Records from a collection of figures
_ _ _ _ _
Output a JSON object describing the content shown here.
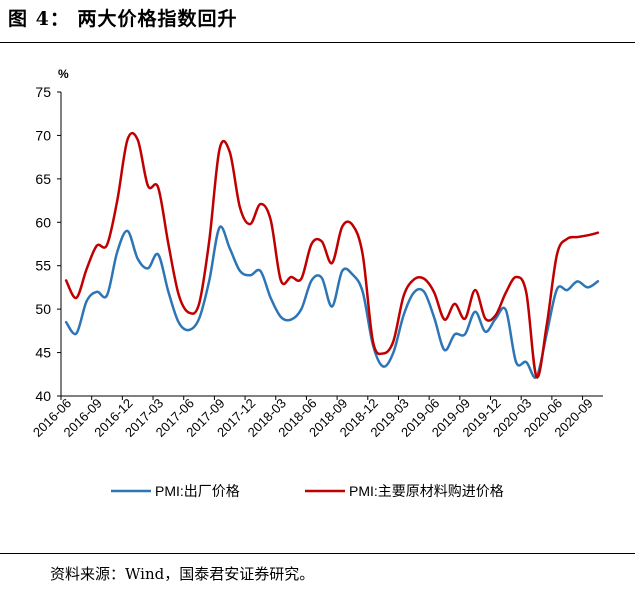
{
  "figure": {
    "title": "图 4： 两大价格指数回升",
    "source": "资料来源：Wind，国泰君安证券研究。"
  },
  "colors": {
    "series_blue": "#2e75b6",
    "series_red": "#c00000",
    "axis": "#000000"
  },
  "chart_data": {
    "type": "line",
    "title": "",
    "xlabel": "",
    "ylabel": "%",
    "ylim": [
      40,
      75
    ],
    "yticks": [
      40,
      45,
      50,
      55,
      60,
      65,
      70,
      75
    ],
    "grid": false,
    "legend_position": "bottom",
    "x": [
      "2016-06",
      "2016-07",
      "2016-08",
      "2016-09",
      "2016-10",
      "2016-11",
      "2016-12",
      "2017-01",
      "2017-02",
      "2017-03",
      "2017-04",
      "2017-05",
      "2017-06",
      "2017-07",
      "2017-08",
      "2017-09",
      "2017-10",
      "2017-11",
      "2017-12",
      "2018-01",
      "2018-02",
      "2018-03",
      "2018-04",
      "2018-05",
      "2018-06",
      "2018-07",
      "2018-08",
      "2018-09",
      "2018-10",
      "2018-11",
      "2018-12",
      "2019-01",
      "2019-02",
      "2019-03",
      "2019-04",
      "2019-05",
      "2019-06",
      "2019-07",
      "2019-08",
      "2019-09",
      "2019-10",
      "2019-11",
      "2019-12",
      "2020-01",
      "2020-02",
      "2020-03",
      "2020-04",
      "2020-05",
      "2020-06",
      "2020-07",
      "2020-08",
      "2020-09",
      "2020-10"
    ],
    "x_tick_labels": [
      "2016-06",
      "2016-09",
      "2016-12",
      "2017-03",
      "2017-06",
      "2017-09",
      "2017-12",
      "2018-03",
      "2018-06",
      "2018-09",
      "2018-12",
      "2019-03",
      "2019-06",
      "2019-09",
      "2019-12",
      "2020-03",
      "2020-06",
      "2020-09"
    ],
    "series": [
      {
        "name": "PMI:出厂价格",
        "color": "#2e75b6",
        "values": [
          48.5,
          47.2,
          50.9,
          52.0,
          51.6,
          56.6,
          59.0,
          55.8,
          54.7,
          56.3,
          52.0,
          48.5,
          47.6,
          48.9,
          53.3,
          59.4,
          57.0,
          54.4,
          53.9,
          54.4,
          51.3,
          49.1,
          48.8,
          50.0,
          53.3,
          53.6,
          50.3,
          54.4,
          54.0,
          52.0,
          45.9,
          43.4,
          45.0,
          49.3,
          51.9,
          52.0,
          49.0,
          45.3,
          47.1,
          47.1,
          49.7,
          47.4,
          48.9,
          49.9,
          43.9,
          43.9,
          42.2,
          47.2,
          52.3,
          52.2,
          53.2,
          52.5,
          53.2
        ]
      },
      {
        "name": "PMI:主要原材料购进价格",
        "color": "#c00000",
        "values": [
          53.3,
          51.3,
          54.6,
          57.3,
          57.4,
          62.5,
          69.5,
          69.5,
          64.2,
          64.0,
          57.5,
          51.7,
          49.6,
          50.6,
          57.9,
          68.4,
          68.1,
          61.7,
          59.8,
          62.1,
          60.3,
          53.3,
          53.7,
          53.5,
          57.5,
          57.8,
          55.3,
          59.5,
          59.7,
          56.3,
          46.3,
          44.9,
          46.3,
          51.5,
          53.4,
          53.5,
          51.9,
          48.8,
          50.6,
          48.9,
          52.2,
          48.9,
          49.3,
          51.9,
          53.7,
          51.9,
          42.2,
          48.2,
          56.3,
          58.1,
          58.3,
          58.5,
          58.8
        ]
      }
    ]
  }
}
_ _ _ _ _
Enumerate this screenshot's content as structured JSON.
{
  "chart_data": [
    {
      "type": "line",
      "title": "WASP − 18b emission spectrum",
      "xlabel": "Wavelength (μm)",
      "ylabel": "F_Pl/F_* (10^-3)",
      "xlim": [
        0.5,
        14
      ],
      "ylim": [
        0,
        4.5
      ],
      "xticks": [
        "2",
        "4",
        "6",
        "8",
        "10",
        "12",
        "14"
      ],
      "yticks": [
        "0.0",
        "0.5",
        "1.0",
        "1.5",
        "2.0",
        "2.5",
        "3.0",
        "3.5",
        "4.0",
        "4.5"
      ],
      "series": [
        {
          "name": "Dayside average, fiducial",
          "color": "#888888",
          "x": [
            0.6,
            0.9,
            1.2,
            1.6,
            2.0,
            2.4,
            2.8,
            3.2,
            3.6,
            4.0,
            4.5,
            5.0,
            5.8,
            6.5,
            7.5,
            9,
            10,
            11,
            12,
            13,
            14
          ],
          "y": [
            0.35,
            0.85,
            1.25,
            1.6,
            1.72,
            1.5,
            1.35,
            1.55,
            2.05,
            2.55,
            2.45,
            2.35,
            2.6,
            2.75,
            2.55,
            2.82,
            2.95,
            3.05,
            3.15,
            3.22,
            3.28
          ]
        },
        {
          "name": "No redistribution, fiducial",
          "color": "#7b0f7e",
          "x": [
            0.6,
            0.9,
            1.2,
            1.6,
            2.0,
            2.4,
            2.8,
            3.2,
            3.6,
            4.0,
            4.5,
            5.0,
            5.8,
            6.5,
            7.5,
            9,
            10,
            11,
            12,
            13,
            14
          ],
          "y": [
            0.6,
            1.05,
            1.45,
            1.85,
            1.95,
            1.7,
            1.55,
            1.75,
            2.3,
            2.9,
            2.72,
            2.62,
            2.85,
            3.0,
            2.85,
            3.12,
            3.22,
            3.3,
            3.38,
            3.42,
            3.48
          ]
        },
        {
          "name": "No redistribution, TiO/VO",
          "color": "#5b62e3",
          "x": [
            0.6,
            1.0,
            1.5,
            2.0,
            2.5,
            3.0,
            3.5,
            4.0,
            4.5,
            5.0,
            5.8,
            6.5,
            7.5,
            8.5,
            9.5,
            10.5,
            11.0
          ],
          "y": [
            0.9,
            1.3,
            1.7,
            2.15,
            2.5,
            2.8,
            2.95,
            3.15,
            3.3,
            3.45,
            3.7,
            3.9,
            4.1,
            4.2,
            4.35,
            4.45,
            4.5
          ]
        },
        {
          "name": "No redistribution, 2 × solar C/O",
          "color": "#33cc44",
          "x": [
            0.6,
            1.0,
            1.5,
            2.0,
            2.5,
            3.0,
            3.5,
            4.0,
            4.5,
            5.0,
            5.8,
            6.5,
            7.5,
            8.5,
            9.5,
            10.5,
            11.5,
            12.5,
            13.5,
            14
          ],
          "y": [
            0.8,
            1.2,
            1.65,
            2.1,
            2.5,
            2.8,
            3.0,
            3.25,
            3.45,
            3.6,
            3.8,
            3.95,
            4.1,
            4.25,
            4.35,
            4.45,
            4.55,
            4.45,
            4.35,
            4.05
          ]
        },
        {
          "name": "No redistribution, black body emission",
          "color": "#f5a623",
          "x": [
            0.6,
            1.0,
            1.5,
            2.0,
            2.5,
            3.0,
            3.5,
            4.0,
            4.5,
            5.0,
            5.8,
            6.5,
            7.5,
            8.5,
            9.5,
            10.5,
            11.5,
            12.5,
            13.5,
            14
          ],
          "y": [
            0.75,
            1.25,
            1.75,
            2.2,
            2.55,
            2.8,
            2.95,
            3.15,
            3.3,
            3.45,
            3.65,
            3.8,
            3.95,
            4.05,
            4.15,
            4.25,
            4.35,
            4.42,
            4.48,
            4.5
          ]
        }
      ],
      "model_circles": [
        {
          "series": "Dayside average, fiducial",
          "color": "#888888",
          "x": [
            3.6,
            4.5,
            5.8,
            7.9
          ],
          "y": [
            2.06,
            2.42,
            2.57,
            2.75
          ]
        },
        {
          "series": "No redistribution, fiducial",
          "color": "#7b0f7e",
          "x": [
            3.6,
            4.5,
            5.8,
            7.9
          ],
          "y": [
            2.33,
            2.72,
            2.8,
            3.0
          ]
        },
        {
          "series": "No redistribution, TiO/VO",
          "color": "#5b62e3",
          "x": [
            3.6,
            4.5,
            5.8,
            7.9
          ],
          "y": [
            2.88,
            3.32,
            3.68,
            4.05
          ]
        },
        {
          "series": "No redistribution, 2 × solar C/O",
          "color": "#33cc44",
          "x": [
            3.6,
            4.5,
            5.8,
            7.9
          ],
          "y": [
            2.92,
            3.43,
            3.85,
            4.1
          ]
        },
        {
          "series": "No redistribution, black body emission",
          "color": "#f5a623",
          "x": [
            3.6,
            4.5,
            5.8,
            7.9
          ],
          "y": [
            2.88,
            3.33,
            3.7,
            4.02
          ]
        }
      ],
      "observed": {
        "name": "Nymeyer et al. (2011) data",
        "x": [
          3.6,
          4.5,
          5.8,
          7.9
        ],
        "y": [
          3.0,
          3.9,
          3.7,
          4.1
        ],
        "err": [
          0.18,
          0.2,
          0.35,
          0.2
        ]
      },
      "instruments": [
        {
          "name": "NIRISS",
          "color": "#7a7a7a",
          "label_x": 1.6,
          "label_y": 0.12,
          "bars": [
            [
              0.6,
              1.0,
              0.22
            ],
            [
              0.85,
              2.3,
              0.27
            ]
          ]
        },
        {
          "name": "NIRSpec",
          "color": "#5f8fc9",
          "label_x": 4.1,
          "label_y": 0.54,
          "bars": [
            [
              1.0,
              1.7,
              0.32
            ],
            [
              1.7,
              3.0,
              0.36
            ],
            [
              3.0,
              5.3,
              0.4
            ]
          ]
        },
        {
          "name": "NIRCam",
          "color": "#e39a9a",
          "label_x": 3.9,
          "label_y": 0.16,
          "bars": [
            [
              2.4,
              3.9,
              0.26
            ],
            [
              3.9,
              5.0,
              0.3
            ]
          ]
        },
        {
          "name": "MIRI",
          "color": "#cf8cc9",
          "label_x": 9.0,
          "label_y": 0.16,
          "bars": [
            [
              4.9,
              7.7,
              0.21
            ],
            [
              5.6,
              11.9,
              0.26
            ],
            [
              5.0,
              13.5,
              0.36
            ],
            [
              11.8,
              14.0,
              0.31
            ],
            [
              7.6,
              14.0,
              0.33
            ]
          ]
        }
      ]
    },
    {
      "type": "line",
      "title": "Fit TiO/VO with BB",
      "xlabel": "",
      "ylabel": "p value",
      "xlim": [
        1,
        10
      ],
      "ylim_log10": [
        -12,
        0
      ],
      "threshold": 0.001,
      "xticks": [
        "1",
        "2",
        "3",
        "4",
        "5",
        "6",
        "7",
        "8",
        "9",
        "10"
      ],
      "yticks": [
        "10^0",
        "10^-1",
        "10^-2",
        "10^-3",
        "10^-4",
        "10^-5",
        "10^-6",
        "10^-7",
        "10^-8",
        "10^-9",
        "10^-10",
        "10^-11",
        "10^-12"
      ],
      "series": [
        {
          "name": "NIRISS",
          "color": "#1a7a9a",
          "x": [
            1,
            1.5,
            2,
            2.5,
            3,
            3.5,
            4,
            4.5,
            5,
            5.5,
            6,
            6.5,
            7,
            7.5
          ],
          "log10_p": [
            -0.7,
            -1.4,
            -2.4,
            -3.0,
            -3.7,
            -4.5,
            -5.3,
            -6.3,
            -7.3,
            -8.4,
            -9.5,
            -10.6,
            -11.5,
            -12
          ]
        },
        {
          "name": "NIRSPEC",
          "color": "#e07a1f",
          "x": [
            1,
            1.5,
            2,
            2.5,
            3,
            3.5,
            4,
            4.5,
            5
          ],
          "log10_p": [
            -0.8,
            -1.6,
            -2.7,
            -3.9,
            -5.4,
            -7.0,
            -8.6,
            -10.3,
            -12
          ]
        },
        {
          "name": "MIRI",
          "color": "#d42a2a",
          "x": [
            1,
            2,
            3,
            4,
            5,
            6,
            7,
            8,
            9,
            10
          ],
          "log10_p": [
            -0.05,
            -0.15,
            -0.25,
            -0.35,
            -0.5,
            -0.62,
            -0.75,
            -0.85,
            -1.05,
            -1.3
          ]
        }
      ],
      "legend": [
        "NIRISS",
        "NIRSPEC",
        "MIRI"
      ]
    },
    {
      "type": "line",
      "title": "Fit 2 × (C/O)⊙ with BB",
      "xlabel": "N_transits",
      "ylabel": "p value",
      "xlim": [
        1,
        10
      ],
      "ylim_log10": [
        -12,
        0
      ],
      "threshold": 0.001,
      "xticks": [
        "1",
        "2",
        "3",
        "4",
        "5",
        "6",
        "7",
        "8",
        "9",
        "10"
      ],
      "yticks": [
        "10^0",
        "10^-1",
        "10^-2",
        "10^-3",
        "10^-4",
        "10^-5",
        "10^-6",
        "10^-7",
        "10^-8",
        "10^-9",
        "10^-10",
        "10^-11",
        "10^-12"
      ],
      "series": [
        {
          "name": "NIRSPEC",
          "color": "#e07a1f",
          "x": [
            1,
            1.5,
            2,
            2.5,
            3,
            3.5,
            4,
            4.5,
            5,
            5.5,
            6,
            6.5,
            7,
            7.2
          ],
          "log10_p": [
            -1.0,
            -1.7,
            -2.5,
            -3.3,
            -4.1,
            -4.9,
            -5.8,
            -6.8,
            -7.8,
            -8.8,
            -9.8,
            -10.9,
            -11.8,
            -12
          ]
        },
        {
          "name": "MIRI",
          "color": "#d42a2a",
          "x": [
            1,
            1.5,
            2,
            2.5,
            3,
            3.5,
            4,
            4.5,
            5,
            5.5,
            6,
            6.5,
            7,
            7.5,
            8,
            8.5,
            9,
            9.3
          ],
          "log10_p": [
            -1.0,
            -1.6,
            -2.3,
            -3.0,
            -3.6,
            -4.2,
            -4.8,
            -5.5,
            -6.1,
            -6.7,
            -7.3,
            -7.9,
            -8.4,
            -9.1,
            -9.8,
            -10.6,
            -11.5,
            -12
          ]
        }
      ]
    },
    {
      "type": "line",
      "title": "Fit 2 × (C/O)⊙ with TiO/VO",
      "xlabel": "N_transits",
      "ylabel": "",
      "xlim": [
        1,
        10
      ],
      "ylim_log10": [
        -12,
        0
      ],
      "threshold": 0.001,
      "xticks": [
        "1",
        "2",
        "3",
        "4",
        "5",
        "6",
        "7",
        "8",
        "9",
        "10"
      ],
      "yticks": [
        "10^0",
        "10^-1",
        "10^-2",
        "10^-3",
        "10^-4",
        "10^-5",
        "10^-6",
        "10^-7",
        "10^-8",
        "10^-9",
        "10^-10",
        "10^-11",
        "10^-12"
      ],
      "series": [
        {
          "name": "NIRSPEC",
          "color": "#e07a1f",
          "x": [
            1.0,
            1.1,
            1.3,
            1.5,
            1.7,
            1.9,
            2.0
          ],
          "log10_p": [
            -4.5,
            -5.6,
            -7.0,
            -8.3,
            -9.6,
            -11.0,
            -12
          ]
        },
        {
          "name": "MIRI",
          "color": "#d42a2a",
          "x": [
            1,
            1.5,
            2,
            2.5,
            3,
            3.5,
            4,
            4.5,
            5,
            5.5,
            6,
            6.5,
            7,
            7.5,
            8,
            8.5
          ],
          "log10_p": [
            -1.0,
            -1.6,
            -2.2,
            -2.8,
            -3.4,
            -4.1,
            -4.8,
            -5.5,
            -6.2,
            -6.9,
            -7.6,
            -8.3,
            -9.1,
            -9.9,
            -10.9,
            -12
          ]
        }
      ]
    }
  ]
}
_ _ _ _ _
Task brief
Copy and report every line where the word "redistribution" is present.

Task result
          "name": "No redistribution, fiducial",
          "name": "No redistribution, TiO/VO",
          "name": "No redistribution, 2 × solar C/O",
          "name": "No redistribution, black body emission",
          "series": "No redistribution, fiducial",
          "series": "No redistribution, TiO/VO",
          "series": "No redistribution, 2 × solar C/O",
          "series": "No redistribution, black body emission",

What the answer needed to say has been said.